── PAGE EXTRACT

Only about 12 to 15% of head and neck cancers respond to drugs like pembrolizumab. An initial analysis of this patient’s tumor suggested that she was not likely to be one of them.

There were two reasons for this belief. For one, her tumor had very few mutations. It’s known that the more mutations a tumor has, the more likely it is to respond to checkpoint inhibitors. That’s because having a lot of mutations means a tumor is more likely to produce proteins called neoantigens, which the immune system recognizes as foreign. This discovery was first reported in 2014 by Dr. Chan and his colleagues.

Additionally, her tumor was “cold,” meaning it had little immune activity around the tumor cells. By contrast, tumors described as “hot” — with many immune cells interspersed among the tumor cells — are more susceptible to checkpoint inhibitors. Immune cells can more easily find and attack a cancer when they’re already in the vicinity.

Despite these factors, the girl’s cancer had begun to shrink within five months. After three more months, it had completely disappeared. The MSK team decided to take a deeper dive, studying the tumor in greater detail to figure out why.

What we've learned from this one patient has opened a new door.
Luc G. T. Morris surgeon-scientist

A Focus on Neoantigens

After sequencing the entire genome of the patient’s tumor, the MSK team discovered it had a kind of alteration called a gene fusion. Gene fusions occur when a gene from one chromosome breaks off during cell division and attaches to a gene on another chromosome. This new combined gene can make a protein that drives cancer growth.

“The fusion that this patient had was totally unheard of, something that has not been seen before,” Dr. Morris says. “But this gene fusion is probably what caused her cancer.”

The researchers discovered that the protein created by the gene was a neoantigen. “Neoantigens are seen as foreign by the immune system. They’re something that doesn’t belong in the body,” says Dr. Chan, who is Director of MSK’s Immunogenomics and Precision Oncology Platform. “In this case, the neoantigen resulting from the gene fusion made the patient’s cancer susceptible to immunotherapy.”

Looking for Potential Benefit in More Cancer Types

Although this patient’s particular gene fusion was rare, other fusions are more common in certain cancer types. The investigators analyzed tumors from other people treated at MSK for a type of head and neck cancer with common fusions. They found that immune cells in these people were able to recognize tumor cells with these gene fusions.

“One of the things that our team is doing now is systematically going through every single gene fusion across human cancers and predicting which ones may result in neoantigens that can be seen by the immune system,” Dr. Chan says. “We expect these findings are going to apply broadly to many different types of cancer.”

The original patient completed treatment with pembrolizumab and has remained free of cancer. It has been more than 30 months from when she started immunotherapy.

────
── PROVIDED DATA

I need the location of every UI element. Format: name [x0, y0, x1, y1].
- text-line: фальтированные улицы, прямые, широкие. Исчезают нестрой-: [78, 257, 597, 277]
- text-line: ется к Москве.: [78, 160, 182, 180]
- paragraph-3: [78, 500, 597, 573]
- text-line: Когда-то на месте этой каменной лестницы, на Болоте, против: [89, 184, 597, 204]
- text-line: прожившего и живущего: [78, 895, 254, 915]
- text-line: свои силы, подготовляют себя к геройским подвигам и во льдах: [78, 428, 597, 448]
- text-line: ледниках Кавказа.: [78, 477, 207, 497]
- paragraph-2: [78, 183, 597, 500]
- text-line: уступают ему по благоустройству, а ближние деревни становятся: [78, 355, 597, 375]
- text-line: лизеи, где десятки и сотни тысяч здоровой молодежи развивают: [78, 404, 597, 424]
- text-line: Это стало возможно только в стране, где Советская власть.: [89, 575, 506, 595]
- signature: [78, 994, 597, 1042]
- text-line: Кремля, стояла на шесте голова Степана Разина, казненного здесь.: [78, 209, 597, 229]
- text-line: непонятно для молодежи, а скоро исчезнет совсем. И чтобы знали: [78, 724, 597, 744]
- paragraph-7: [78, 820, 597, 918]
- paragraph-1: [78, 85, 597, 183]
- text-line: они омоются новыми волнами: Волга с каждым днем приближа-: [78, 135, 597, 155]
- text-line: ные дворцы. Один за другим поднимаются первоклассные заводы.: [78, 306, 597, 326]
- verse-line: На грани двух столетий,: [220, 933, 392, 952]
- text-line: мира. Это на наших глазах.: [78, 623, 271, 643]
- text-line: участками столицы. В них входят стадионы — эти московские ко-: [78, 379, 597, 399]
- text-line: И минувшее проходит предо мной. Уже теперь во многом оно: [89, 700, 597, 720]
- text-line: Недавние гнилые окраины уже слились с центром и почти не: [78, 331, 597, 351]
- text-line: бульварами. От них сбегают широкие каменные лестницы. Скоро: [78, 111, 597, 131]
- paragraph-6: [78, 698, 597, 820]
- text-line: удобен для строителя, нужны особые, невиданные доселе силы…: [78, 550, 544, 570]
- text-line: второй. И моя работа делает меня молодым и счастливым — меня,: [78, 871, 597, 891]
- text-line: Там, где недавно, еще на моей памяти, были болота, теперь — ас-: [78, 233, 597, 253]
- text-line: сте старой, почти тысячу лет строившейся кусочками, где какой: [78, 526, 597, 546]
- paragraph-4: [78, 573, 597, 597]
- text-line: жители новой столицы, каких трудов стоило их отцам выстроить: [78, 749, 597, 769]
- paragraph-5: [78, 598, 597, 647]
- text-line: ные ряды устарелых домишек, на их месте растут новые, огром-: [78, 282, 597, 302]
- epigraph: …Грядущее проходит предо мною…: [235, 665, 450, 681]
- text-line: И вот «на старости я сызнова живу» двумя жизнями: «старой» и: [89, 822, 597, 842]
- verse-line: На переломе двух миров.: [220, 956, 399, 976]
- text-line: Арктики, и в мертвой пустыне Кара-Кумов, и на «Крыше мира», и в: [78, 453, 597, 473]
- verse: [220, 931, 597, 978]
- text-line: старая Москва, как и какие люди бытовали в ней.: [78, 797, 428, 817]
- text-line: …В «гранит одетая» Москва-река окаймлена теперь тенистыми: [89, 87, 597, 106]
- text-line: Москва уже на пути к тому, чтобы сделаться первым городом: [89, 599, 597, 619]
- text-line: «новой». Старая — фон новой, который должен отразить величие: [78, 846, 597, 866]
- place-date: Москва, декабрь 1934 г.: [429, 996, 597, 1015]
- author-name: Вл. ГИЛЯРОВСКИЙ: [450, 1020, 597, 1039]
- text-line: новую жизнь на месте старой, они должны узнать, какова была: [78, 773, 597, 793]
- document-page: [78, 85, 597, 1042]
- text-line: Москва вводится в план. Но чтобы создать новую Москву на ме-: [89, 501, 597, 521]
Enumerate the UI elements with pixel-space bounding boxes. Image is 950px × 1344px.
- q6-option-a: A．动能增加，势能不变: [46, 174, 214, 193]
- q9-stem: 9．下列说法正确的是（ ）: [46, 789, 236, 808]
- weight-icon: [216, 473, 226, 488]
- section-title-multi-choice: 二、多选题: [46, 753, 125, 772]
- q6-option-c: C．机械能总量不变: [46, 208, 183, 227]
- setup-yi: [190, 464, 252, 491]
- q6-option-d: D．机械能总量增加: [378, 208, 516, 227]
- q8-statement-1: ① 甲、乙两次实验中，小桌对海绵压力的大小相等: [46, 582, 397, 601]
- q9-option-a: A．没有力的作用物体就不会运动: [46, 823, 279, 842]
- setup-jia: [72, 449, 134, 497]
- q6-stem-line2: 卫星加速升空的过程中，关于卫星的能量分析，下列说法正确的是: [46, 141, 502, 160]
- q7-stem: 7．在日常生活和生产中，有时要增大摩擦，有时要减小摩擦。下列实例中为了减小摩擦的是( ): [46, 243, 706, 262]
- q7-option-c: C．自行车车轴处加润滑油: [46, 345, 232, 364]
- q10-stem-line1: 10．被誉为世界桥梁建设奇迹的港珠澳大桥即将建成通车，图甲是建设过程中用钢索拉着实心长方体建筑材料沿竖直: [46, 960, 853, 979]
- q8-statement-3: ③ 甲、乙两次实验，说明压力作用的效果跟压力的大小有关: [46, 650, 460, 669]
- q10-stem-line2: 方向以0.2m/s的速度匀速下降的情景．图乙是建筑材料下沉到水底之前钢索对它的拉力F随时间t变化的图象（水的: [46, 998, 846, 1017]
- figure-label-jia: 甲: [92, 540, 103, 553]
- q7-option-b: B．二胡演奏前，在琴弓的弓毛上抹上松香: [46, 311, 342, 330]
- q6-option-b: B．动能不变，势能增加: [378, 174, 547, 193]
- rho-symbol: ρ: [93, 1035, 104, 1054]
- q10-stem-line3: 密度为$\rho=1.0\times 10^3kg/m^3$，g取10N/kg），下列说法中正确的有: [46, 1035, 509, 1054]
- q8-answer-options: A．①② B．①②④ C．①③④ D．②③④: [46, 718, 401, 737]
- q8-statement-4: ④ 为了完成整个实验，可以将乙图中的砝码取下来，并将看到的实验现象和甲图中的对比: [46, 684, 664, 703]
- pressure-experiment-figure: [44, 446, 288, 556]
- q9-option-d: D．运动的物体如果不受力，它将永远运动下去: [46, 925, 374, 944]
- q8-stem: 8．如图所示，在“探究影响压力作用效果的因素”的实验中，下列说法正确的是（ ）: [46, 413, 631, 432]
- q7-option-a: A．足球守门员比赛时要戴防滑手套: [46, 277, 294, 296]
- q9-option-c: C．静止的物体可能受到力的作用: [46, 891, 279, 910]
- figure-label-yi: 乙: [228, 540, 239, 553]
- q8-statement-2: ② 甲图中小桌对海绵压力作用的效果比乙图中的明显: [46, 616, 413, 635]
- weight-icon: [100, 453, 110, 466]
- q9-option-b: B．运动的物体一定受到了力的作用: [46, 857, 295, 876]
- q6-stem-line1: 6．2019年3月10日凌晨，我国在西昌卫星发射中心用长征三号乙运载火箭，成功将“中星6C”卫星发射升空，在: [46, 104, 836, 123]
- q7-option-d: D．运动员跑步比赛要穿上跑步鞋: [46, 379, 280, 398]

────

### EXERCISES:
**A.** According to the immunotherapy article, what share of head and neck cancers respond to drugs like pembrolizumab?
**B.** Reproduce the passage of the immunotherapy article between "What we've learned" and "drives cancer growth.", inclusive.
These records are separate material, not part of the immunotherapy article.

### RESPONSES TO THE EXERCISE:
**A.** About 12 to 15%.

**B.**
What we've learned from this one patient has opened a new door.
Luc G. T. Morris surgeon-scientist

A Focus on Neoantigens

After sequencing the entire genome of the patient’s tumor, the MSK team discovered it had a kind of alteration called a gene fusion. Gene fusions occur when a gene from one chromosome breaks off during cell division and attaches to a gene on another chromosome. This new combined gene can make a protein that drives cancer growth.